_Aim_: Restate the full set of records exactly, word for word.

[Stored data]
# # #

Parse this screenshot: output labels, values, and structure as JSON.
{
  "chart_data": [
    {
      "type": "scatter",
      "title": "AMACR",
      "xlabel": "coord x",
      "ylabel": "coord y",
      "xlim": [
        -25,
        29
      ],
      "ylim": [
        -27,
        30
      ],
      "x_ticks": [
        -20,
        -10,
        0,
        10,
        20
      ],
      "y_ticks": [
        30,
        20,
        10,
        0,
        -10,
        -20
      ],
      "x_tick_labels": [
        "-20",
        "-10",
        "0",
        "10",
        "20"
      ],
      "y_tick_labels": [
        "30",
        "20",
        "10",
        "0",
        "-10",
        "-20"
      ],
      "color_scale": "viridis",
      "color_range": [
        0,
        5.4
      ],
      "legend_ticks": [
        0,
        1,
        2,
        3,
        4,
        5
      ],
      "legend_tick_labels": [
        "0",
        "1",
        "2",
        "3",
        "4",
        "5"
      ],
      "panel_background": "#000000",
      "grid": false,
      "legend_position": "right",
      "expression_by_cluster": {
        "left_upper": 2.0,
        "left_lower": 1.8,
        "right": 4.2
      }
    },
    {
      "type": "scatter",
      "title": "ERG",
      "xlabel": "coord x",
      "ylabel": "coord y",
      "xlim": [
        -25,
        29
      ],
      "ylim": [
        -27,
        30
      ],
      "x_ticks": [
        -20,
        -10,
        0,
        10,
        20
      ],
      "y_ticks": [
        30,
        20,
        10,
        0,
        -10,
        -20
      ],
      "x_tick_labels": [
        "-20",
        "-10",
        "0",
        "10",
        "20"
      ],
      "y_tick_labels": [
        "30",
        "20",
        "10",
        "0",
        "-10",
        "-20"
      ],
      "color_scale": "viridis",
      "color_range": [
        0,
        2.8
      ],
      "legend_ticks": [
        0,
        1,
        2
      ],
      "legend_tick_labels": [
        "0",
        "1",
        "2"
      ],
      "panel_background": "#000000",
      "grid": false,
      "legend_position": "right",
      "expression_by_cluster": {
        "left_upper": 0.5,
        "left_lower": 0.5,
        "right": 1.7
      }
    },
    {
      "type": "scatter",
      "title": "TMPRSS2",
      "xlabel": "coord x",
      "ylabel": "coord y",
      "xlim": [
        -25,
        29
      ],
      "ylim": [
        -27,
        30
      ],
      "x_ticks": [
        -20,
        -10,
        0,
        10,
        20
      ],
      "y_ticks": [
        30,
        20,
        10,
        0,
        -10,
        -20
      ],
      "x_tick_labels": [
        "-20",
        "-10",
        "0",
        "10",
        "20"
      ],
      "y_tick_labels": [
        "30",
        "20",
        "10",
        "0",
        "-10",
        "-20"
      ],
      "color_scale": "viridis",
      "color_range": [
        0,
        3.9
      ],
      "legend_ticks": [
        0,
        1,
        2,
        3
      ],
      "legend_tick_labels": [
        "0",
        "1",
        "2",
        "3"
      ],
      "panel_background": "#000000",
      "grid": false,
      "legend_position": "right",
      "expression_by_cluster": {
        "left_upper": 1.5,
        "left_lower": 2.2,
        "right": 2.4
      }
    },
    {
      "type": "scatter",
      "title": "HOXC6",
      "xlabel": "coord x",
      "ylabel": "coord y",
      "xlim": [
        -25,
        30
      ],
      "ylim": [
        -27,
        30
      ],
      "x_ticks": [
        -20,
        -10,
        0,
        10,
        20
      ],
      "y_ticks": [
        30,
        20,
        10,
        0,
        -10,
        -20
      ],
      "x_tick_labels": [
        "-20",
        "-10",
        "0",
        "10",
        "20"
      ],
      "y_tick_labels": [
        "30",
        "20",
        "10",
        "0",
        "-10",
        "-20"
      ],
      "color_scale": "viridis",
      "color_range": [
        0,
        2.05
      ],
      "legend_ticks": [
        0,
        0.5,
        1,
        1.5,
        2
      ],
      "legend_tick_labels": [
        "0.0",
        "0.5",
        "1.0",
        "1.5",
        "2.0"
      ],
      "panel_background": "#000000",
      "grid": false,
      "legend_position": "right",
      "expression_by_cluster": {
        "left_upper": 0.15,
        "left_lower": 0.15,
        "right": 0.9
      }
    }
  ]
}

# # #

_Answer_:
Parse this screenshot: output labels, values, and structure as JSON.
{
  "chart_data": [
    {
      "type": "scatter",
      "title": "AMACR",
      "xlabel": "coord x",
      "ylabel": "coord y",
      "xlim": [
        -25,
        29
      ],
      "ylim": [
        -27,
        30
      ],
      "x_ticks": [
        -20,
        -10,
        0,
        10,
        20
      ],
      "y_ticks": [
        30,
        20,
        10,
        0,
        -10,
        -20
      ],
      "x_tick_labels": [
        "-20",
        "-10",
        "0",
        "10",
        "20"
      ],
      "y_tick_labels": [
        "30",
        "20",
        "10",
        "0",
        "-10",
        "-20"
      ],
      "color_scale": "viridis",
      "color_range": [
        0,
        5.4
      ],
      "legend_ticks": [
        0,
        1,
        2,
        3,
        4,
        5
      ],
      "legend_tick_labels": [
        "0",
        "1",
        "2",
        "3",
        "4",
        "5"
      ],
      "panel_background": "#000000",
      "grid": false,
      "legend_position": "right",
      "expression_by_cluster": {
        "left_upper": 2.0,
        "left_lower": 1.8,
        "right": 4.2
      }
    },
    {
      "type": "scatter",
      "title": "ERG",
      "xlabel": "coord x",
      "ylabel": "coord y",
      "xlim": [
        -25,
        29
      ],
      "ylim": [
        -27,
        30
      ],
      "x_ticks": [
        -20,
        -10,
        0,
        10,
        20
      ],
      "y_ticks": [
        30,
        20,
        10,
        0,
        -10,
        -20
      ],
      "x_tick_labels": [
        "-20",
        "-10",
        "0",
        "10",
        "20"
      ],
      "y_tick_labels": [
        "30",
        "20",
        "10",
        "0",
        "-10",
        "-20"
      ],
      "color_scale": "viridis",
      "color_range": [
        0,
        2.8
      ],
      "legend_ticks": [
        0,
        1,
        2
      ],
      "legend_tick_labels": [
        "0",
        "1",
        "2"
      ],
      "panel_background": "#000000",
      "grid": false,
      "legend_position": "right",
      "expression_by_cluster": {
        "left_upper": 0.5,
        "left_lower": 0.5,
        "right": 1.7
      }
    },
    {
      "type": "scatter",
      "title": "TMPRSS2",
      "xlabel": "coord x",
      "ylabel": "coord y",
      "xlim": [
        -25,
        29
      ],
      "ylim": [
        -27,
        30
      ],
      "x_ticks": [
        -20,
        -10,
        0,
        10,
        20
      ],
      "y_ticks": [
        30,
        20,
        10,
        0,
        -10,
        -20
      ],
      "x_tick_labels": [
        "-20",
        "-10",
        "0",
        "10",
        "20"
      ],
      "y_tick_labels": [
        "30",
        "20",
        "10",
        "0",
        "-10",
        "-20"
      ],
      "color_scale": "viridis",
      "color_range": [
        0,
        3.9
      ],
      "legend_ticks": [
        0,
        1,
        2,
        3
      ],
      "legend_tick_labels": [
        "0",
        "1",
        "2",
        "3"
      ],
      "panel_background": "#000000",
      "grid": false,
      "legend_position": "right",
      "expression_by_cluster": {
        "left_upper": 1.5,
        "left_lower": 2.2,
        "right": 2.4
      }
    },
    {
      "type": "scatter",
      "title": "HOXC6",
      "xlabel": "coord x",
      "ylabel": "coord y",
      "xlim": [
        -25,
        30
      ],
      "ylim": [
        -27,
        30
      ],
      "x_ticks": [
        -20,
        -10,
        0,
        10,
        20
      ],
      "y_ticks": [
        30,
        20,
        10,
        0,
        -10,
        -20
      ],
      "x_tick_labels": [
        "-20",
        "-10",
        "0",
        "10",
        "20"
      ],
      "y_tick_labels": [
        "30",
        "20",
        "10",
        "0",
        "-10",
        "-20"
      ],
      "color_scale": "viridis",
      "color_range": [
        0,
        2.05
      ],
      "legend_ticks": [
        0,
        0.5,
        1,
        1.5,
        2
      ],
      "legend_tick_labels": [
        "0.0",
        "0.5",
        "1.0",
        "1.5",
        "2.0"
      ],
      "panel_background": "#000000",
      "grid": false,
      "legend_position": "right",
      "expression_by_cluster": {
        "left_upper": 0.15,
        "left_lower": 0.15,
        "right": 0.9
      }
    }
  ]
}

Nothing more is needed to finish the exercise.